Transcribe the listing below word for word.

--- Data entries ---
-=-=-
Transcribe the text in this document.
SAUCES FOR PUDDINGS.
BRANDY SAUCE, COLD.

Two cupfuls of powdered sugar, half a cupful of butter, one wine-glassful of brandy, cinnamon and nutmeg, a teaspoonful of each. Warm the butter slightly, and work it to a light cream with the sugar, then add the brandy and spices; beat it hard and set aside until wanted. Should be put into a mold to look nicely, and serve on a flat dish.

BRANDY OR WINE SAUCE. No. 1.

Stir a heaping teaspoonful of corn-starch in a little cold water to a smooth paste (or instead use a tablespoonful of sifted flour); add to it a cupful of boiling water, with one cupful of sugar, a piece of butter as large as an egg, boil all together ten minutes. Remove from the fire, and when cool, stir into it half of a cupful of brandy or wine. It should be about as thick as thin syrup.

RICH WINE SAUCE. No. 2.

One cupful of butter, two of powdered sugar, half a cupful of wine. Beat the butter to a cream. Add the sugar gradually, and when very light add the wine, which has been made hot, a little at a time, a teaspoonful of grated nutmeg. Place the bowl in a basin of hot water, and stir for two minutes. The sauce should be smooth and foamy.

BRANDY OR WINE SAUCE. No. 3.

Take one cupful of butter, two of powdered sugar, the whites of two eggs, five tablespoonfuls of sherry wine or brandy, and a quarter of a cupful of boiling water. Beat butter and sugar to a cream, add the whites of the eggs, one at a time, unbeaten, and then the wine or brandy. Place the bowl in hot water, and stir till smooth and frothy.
-=-=-
--- Solution for this exercise ---
Transcribe the text in this document.
SAUCES FOR PUDDINGS.
BRANDY SAUCE, COLD.

Two cupfuls of powdered sugar, half a cupful of butter, one wine-glassful of brandy, cinnamon and nutmeg, a teaspoonful of each. Warm the butter slightly, and work it to a light cream with the sugar, then add the brandy and spices; beat it hard and set aside until wanted. Should be put into a mold to look nicely, and serve on a flat dish.

BRANDY OR WINE SAUCE. No. 1.

Stir a heaping teaspoonful of corn-starch in a little cold water to a smooth paste (or instead use a tablespoonful of sifted flour); add to it a cupful of boiling water, with one cupful of sugar, a piece of butter as large as an egg, boil all together ten minutes. Remove from the fire, and when cool, stir into it half of a cupful of brandy or wine. It should be about as thick as thin syrup.

RICH WINE SAUCE. No. 2.

One cupful of butter, two of powdered sugar, half a cupful of wine. Beat the butter to a cream. Add the sugar gradually, and when very light add the wine, which has been made hot, a little at a time, a teaspoonful of grated nutmeg. Place the bowl in a basin of hot water, and stir for two minutes. The sauce should be smooth and foamy.

BRANDY OR WINE SAUCE. No. 3.

Take one cupful of butter, two of powdered sugar, the whites of two eggs, five tablespoonfuls of sherry wine or brandy, and a quarter of a cupful of boiling water. Beat butter and sugar to a cream, add the whites of the eggs, one at a time, unbeaten, and then the wine or brandy. Place the bowl in hot water, and stir till smooth and frothy.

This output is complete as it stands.